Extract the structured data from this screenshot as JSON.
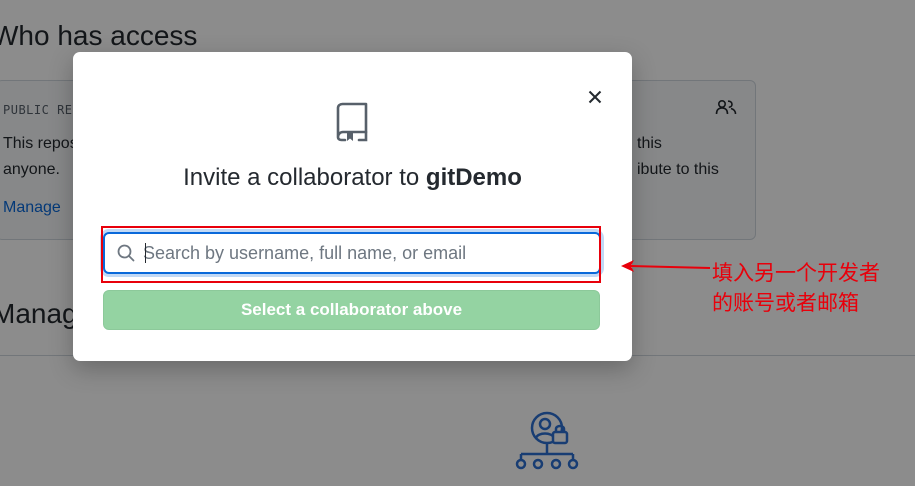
{
  "background": {
    "who_has_access_heading": "Who has access",
    "visibility_label": "PUBLIC REPOSITORY",
    "visibility_text_line1": "This repository is public and visible to anyone.",
    "visibility_text_line2": "anyone.",
    "contrib_text_line1": "this",
    "contrib_text_line2": "ibute to this",
    "manage_link": "Manage",
    "manage_heading": "Manage access"
  },
  "modal": {
    "title_prefix": "Invite a collaborator to ",
    "repo_name": "gitDemo",
    "search_placeholder": "Search by username, full name, or email",
    "select_button_label": "Select a collaborator above",
    "close_symbol": "×"
  },
  "annotation": {
    "line1": "填入另一个开发者",
    "line2": "的账号或者邮箱"
  },
  "colors": {
    "overlay": "rgba(0,0,0,0.45)",
    "accent_blue": "#0969da",
    "disabled_green": "#94d3a2",
    "annotation_red": "#e8000b"
  },
  "icons": {
    "close": "close-icon",
    "repo": "repo-icon",
    "search": "search-icon",
    "people": "people-icon",
    "manage_access": "manage-access-icon"
  }
}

************

Output every entry word for word, but omit the pictures.

Extract the structured data from this screenshot as JSON.
{
  "background": {
    "who_has_access_heading": "Who has access",
    "visibility_label": "PUBLIC REPOSITORY",
    "visibility_text_line1": "This repository is public and visible to anyone.",
    "visibility_text_line2": "anyone.",
    "contrib_text_line1": "this",
    "contrib_text_line2": "ibute to this",
    "manage_link": "Manage",
    "manage_heading": "Manage access"
  },
  "modal": {
    "title_prefix": "Invite a collaborator to ",
    "repo_name": "gitDemo",
    "search_placeholder": "Search by username, full name, or email",
    "select_button_label": "Select a collaborator above",
    "close_symbol": "×"
  },
  "annotation": {
    "line1": "填入另一个开发者",
    "line2": "的账号或者邮箱"
  },
  "colors": {
    "overlay": "rgba(0,0,0,0.45)",
    "accent_blue": "#0969da",
    "disabled_green": "#94d3a2",
    "annotation_red": "#e8000b"
  },
  "icons": {
    "close": "close-icon",
    "repo": "repo-icon",
    "search": "search-icon",
    "people": "people-icon",
    "manage_access": "manage-access-icon"
  }
}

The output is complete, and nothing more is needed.